[GIVEN ENTRIES start]

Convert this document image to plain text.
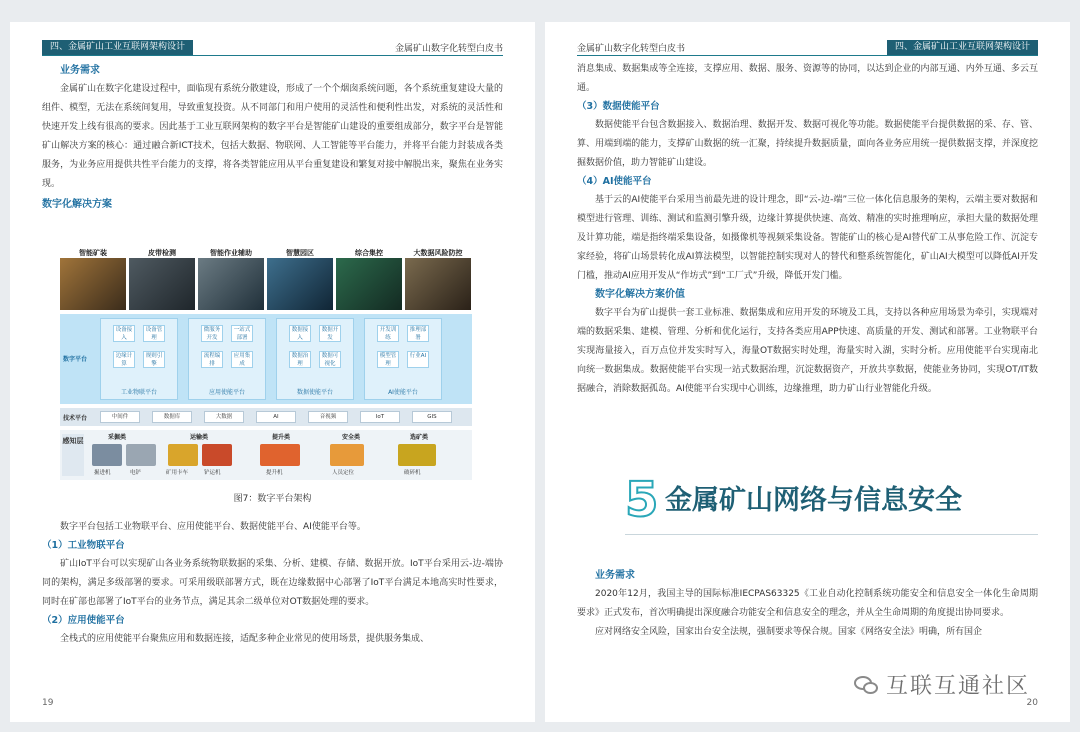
四、金属矿山工业互联网架构设计	金属矿山数字化转型白皮书
业务需求
金属矿山在数字化建设过程中，面临现有系统分散建设，形成了一个个烟囱系统问题，各个系统重复建设大量的组件、模型，无法在系统间复用，导致重复投资。从不同部门和用户使用的灵活性和便利性出发，对系统的灵活性和快速开发上线有很高的要求。因此基于工业互联网架构的数字平台是智能矿山建设的重要组成部分，数字平台是智能矿山解决方案的核心：通过融合新ICT技术，包括大数据、物联网、人工智能等平台能力，并将平台能力封装成各类服务，为业务应用提供共性平台能力的支撑，将各类智能应用从平台重复建设和繁复对接中解脱出来，聚焦在业务实现。
数字化解决方案
智能矿装	皮带检测	智能作业辅助	智慧园区	综合集控	大数据风险防控
数字平台
设备接入
设备管理
边缘计算
规则引擎
工业物联平台
微服务开发
一站式部署
流程编排
应用集成
应用使能平台
数据接入
数据开发
数据治理
数据可视化
数据使能平台
开发训练
推理部署
模型管理
行业AI
AI使能平台
技术平台	中间件	数据库	大数据	AI	音视频	IoT	GIS
感知层	采掘类
掘进机	电铲
运输类
矿用卡车	铲运机
提升类
提升机
安全类
人员定位
选矿类
破碎机
图7：数字平台架构
数字平台包括工业物联平台、应用使能平台、数据使能平台、AI使能平台等。
（1）工业物联平台
矿山IoT平台可以实现矿山各业务系统物联数据的采集、分析、建模、存储、数据开放。IoT平台采用云-边-端协同的架构，满足多级部署的要求。可采用级联部署方式，既在边缘数据中心部署了IoT平台满足本地高实时性要求，同时在矿部也部署了IoT平台的业务节点，满足其余二级单位对OT数据处理的要求。
（2）应用使能平台
全栈式的应用使能平台聚焦应用和数据连接，适配多种企业常见的使用场景，提供服务集成、
19
金属矿山数字化转型白皮书	四、金属矿山工业互联网架构设计
消息集成、数据集成等全连接，支撑应用、数据、服务、资源等的协同，以达到企业的内部互通、内外互通、多云互通。
（3）数据使能平台
数据使能平台包含数据接入、数据治理、数据开发、数据可视化等功能。数据使能平台提供数据的采、存、管、算、用端到端的能力，支撑矿山数据的统一汇聚，持续提升数据质量，面向各业务应用统一提供数据支撑，并深度挖掘数据价值，助力智能矿山建设。
（4）AI使能平台
基于云的AI使能平台采用当前最先进的设计理念，即“云-边-端”三位一体化信息服务的架构，云端主要对数据和模型进行管理、训练、测试和监测引擎升级，边缘计算提供快速、高效、精准的实时推理响应，承担大量的数据处理及计算功能，端是指终端采集设备，如摄像机等视频采集设备。智能矿山的核心是AI替代矿工从事危险工作、沉淀专家经验，将矿山场景转化成AI算法模型，以智能控制实现对人的替代和整系统智能化，矿山AI大模型可以降低AI开发门槛，推动AI应用开发从“作坊式”到“工厂式”升级，降低开发门槛。
数字化解决方案价值
数字平台为矿山提供一套工业标准、数据集成和应用开发的环境及工具，支持以各种应用场景为牵引，实现端对端的数据采集、建模、管理、分析和优化运行，支持各类应用APP快速、高质量的开发、测试和部署。工业物联平台实现海量接入，百万点位并发实时写入，海量OT数据实时处理，海量实时入湖，实时分析。应用使能平台实现南北向统一数据集成。数据使能平台实现一站式数据治理，沉淀数据资产，开放共享数据，使能业务协同，实现OT/IT数据融合，消除数据孤岛。AI使能平台实现中心训练，边缘推理，助力矿山行业智能化升级。
5 金属矿山网络与信息安全
业务需求
2020年12月，我国主导的国际标准IECPAS63325《工业自动化控制系统功能安全和信息安全一体化生命周期要求》正式发布，首次明确提出深度融合功能安全和信息安全的理念，并从全生命周期的角度提出协同要求。
应对网络安全风险，国家出台安全法规，强制要求等保合规。国家《网络安全法》明确，所有国企
20
互联互通社区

[GIVEN ENTRIES end]

## [WHAT YOU SHOULD DO]
Look through the records and gather every line containing "金属矿山工业互联网架构设计".

## [COMPLETED TASK]
四、金属矿山工业互联网架构设计	金属矿山数字化转型白皮书
金属矿山数字化转型白皮书	四、金属矿山工业互联网架构设计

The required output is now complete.